**Your instructions:** Make an exact copy of all the records.

(Items from a figure collection)

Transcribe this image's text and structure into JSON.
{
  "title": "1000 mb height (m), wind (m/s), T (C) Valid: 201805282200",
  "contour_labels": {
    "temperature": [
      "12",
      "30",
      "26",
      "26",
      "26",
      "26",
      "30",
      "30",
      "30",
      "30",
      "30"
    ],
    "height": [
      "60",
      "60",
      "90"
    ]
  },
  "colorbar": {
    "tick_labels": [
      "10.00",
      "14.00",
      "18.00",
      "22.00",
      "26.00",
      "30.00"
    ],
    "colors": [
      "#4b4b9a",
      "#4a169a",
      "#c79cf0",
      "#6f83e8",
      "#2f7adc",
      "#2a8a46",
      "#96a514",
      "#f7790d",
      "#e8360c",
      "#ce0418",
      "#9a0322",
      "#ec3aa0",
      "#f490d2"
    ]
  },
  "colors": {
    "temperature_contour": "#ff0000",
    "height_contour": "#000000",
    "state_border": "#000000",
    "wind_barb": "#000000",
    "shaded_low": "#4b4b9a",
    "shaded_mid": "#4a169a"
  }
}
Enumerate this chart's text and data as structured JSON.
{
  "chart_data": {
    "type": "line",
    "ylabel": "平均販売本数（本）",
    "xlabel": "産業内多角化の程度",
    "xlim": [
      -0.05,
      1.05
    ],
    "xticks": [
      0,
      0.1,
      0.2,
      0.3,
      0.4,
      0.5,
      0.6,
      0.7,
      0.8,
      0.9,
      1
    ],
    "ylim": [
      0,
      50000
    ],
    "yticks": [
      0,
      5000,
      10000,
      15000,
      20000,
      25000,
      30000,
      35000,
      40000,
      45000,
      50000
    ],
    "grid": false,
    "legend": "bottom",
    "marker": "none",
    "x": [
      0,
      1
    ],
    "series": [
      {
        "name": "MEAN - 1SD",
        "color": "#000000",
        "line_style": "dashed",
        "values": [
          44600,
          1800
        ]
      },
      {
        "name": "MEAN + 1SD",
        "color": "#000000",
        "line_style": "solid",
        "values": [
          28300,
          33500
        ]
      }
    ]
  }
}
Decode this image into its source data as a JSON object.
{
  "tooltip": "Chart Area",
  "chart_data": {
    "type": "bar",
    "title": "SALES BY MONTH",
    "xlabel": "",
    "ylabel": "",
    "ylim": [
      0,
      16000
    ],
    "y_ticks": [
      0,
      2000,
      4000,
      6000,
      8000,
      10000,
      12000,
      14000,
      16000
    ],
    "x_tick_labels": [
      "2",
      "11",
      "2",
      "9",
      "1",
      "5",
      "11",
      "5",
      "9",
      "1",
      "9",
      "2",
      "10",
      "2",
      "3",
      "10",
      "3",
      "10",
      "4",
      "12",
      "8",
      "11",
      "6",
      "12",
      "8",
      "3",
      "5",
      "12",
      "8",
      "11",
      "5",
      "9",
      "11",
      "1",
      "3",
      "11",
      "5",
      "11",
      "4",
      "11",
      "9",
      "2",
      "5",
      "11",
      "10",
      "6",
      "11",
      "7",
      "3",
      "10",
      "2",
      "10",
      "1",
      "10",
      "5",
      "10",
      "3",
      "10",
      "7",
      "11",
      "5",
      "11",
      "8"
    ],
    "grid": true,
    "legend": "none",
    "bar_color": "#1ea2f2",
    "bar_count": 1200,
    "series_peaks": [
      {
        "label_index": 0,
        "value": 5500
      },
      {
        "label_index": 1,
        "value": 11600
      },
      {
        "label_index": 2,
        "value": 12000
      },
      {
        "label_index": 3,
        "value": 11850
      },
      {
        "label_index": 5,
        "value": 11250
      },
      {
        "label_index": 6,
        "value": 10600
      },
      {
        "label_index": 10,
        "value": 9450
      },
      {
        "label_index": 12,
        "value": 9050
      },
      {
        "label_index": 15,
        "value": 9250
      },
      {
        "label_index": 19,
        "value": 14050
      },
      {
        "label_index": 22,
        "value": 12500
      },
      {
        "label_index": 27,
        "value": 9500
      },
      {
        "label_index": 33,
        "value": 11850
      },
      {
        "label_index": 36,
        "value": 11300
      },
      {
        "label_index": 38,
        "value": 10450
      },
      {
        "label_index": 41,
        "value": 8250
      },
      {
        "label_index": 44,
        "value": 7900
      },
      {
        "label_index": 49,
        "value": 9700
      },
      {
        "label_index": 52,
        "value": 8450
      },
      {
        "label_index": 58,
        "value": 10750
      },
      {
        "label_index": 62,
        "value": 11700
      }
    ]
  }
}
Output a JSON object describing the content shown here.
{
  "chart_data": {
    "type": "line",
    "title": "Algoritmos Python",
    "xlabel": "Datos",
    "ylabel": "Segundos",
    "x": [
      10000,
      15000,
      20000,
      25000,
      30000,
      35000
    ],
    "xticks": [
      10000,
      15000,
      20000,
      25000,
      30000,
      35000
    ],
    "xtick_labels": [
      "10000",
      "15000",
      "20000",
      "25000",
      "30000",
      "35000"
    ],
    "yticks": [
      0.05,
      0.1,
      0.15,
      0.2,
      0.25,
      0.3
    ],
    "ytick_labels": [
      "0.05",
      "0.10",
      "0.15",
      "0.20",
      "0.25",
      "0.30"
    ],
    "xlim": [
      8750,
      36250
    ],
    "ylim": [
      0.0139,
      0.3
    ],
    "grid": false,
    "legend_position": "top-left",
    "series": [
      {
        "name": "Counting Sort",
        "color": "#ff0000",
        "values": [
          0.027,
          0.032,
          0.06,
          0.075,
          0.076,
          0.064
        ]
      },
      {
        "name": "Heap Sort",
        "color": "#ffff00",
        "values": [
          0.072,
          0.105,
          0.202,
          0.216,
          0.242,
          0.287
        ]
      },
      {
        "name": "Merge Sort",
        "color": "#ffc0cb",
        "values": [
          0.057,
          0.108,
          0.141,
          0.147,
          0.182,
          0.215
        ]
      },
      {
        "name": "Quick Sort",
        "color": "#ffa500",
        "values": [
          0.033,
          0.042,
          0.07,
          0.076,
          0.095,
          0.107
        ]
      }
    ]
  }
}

**Exercise result:**
Transcribe this image's text and structure into JSON.
{
  "title": "1000 mb height (m), wind (m/s), T (C) Valid: 201805282200",
  "contour_labels": {
    "temperature": [
      "12",
      "30",
      "26",
      "26",
      "26",
      "26",
      "30",
      "30",
      "30",
      "30",
      "30"
    ],
    "height": [
      "60",
      "60",
      "90"
    ]
  },
  "colorbar": {
    "tick_labels": [
      "10.00",
      "14.00",
      "18.00",
      "22.00",
      "26.00",
      "30.00"
    ],
    "colors": [
      "#4b4b9a",
      "#4a169a",
      "#c79cf0",
      "#6f83e8",
      "#2f7adc",
      "#2a8a46",
      "#96a514",
      "#f7790d",
      "#e8360c",
      "#ce0418",
      "#9a0322",
      "#ec3aa0",
      "#f490d2"
    ]
  },
  "colors": {
    "temperature_contour": "#ff0000",
    "height_contour": "#000000",
    "state_border": "#000000",
    "wind_barb": "#000000",
    "shaded_low": "#4b4b9a",
    "shaded_mid": "#4a169a"
  }
}
Enumerate this chart's text and data as structured JSON.
{
  "chart_data": {
    "type": "line",
    "ylabel": "平均販売本数（本）",
    "xlabel": "産業内多角化の程度",
    "xlim": [
      -0.05,
      1.05
    ],
    "xticks": [
      0,
      0.1,
      0.2,
      0.3,
      0.4,
      0.5,
      0.6,
      0.7,
      0.8,
      0.9,
      1
    ],
    "ylim": [
      0,
      50000
    ],
    "yticks": [
      0,
      5000,
      10000,
      15000,
      20000,
      25000,
      30000,
      35000,
      40000,
      45000,
      50000
    ],
    "grid": false,
    "legend": "bottom",
    "marker": "none",
    "x": [
      0,
      1
    ],
    "series": [
      {
        "name": "MEAN - 1SD",
        "color": "#000000",
        "line_style": "dashed",
        "values": [
          44600,
          1800
        ]
      },
      {
        "name": "MEAN + 1SD",
        "color": "#000000",
        "line_style": "solid",
        "values": [
          28300,
          33500
        ]
      }
    ]
  }
}
Decode this image into its source data as a JSON object.
{
  "tooltip": "Chart Area",
  "chart_data": {
    "type": "bar",
    "title": "SALES BY MONTH",
    "xlabel": "",
    "ylabel": "",
    "ylim": [
      0,
      16000
    ],
    "y_ticks": [
      0,
      2000,
      4000,
      6000,
      8000,
      10000,
      12000,
      14000,
      16000
    ],
    "x_tick_labels": [
      "2",
      "11",
      "2",
      "9",
      "1",
      "5",
      "11",
      "5",
      "9",
      "1",
      "9",
      "2",
      "10",
      "2",
      "3",
      "10",
      "3",
      "10",
      "4",
      "12",
      "8",
      "11",
      "6",
      "12",
      "8",
      "3",
      "5",
      "12",
      "8",
      "11",
      "5",
      "9",
      "11",
      "1",
      "3",
      "11",
      "5",
      "11",
      "4",
      "11",
      "9",
      "2",
      "5",
      "11",
      "10",
      "6",
      "11",
      "7",
      "3",
      "10",
      "2",
      "10",
      "1",
      "10",
      "5",
      "10",
      "3",
      "10",
      "7",
      "11",
      "5",
      "11",
      "8"
    ],
    "grid": true,
    "legend": "none",
    "bar_color": "#1ea2f2",
    "bar_count": 1200,
    "series_peaks": [
      {
        "label_index": 0,
        "value": 5500
      },
      {
        "label_index": 1,
        "value": 11600
      },
      {
        "label_index": 2,
        "value": 12000
      },
      {
        "label_index": 3,
        "value": 11850
      },
      {
        "label_index": 5,
        "value": 11250
      },
      {
        "label_index": 6,
        "value": 10600
      },
      {
        "label_index": 10,
        "value": 9450
      },
      {
        "label_index": 12,
        "value": 9050
      },
      {
        "label_index": 15,
        "value": 9250
      },
      {
        "label_index": 19,
        "value": 14050
      },
      {
        "label_index": 22,
        "value": 12500
      },
      {
        "label_index": 27,
        "value": 9500
      },
      {
        "label_index": 33,
        "value": 11850
      },
      {
        "label_index": 36,
        "value": 11300
      },
      {
        "label_index": 38,
        "value": 10450
      },
      {
        "label_index": 41,
        "value": 8250
      },
      {
        "label_index": 44,
        "value": 7900
      },
      {
        "label_index": 49,
        "value": 9700
      },
      {
        "label_index": 52,
        "value": 8450
      },
      {
        "label_index": 58,
        "value": 10750
      },
      {
        "label_index": 62,
        "value": 11700
      }
    ]
  }
}
Output a JSON object describing the content shown here.
{
  "chart_data": {
    "type": "line",
    "title": "Algoritmos Python",
    "xlabel": "Datos",
    "ylabel": "Segundos",
    "x": [
      10000,
      15000,
      20000,
      25000,
      30000,
      35000
    ],
    "xticks": [
      10000,
      15000,
      20000,
      25000,
      30000,
      35000
    ],
    "xtick_labels": [
      "10000",
      "15000",
      "20000",
      "25000",
      "30000",
      "35000"
    ],
    "yticks": [
      0.05,
      0.1,
      0.15,
      0.2,
      0.25,
      0.3
    ],
    "ytick_labels": [
      "0.05",
      "0.10",
      "0.15",
      "0.20",
      "0.25",
      "0.30"
    ],
    "xlim": [
      8750,
      36250
    ],
    "ylim": [
      0.0139,
      0.3
    ],
    "grid": false,
    "legend_position": "top-left",
    "series": [
      {
        "name": "Counting Sort",
        "color": "#ff0000",
        "values": [
          0.027,
          0.032,
          0.06,
          0.075,
          0.076,
          0.064
        ]
      },
      {
        "name": "Heap Sort",
        "color": "#ffff00",
        "values": [
          0.072,
          0.105,
          0.202,
          0.216,
          0.242,
          0.287
        ]
      },
      {
        "name": "Merge Sort",
        "color": "#ffc0cb",
        "values": [
          0.057,
          0.108,
          0.141,
          0.147,
          0.182,
          0.215
        ]
      },
      {
        "name": "Quick Sort",
        "color": "#ffa500",
        "values": [
          0.033,
          0.042,
          0.07,
          0.076,
          0.095,
          0.107
        ]
      }
    ]
  }
}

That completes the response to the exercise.